§ **Written task**:
All of the data below must be repeated exactly.

§ **Supplied data**:

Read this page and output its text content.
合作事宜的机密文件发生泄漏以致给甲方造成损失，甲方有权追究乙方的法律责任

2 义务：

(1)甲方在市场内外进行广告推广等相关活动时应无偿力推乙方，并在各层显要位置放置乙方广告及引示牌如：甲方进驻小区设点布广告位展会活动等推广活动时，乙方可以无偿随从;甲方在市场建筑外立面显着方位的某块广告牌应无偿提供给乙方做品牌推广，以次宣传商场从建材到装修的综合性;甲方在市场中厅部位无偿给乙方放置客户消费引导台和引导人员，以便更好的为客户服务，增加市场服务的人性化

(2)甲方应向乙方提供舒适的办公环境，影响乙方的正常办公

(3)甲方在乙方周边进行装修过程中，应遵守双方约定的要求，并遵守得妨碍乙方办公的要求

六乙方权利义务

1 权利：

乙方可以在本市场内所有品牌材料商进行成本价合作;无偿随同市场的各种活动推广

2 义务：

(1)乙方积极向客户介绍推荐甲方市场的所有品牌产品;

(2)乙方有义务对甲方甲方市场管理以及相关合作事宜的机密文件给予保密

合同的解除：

§ **Exercise output**:
Read this page and output its text content.
合作事宜的机密文件发生泄漏以致给甲方造成损失，甲方有权追究乙方的法律责任

2 义务：

(1)甲方在市场内外进行广告推广等相关活动时应无偿力推乙方，并在各层显要位置放置乙方广告及引示牌如：甲方进驻小区设点布广告位展会活动等推广活动时，乙方可以无偿随从;甲方在市场建筑外立面显着方位的某块广告牌应无偿提供给乙方做品牌推广，以次宣传商场从建材到装修的综合性;甲方在市场中厅部位无偿给乙方放置客户消费引导台和引导人员，以便更好的为客户服务，增加市场服务的人性化

(2)甲方应向乙方提供舒适的办公环境，影响乙方的正常办公

(3)甲方在乙方周边进行装修过程中，应遵守双方约定的要求，并遵守得妨碍乙方办公的要求

六乙方权利义务

1 权利：

乙方可以在本市场内所有品牌材料商进行成本价合作;无偿随同市场的各种活动推广

2 义务：

(1)乙方积极向客户介绍推荐甲方市场的所有品牌产品;

(2)乙方有义务对甲方甲方市场管理以及相关合作事宜的机密文件给予保密

合同的解除：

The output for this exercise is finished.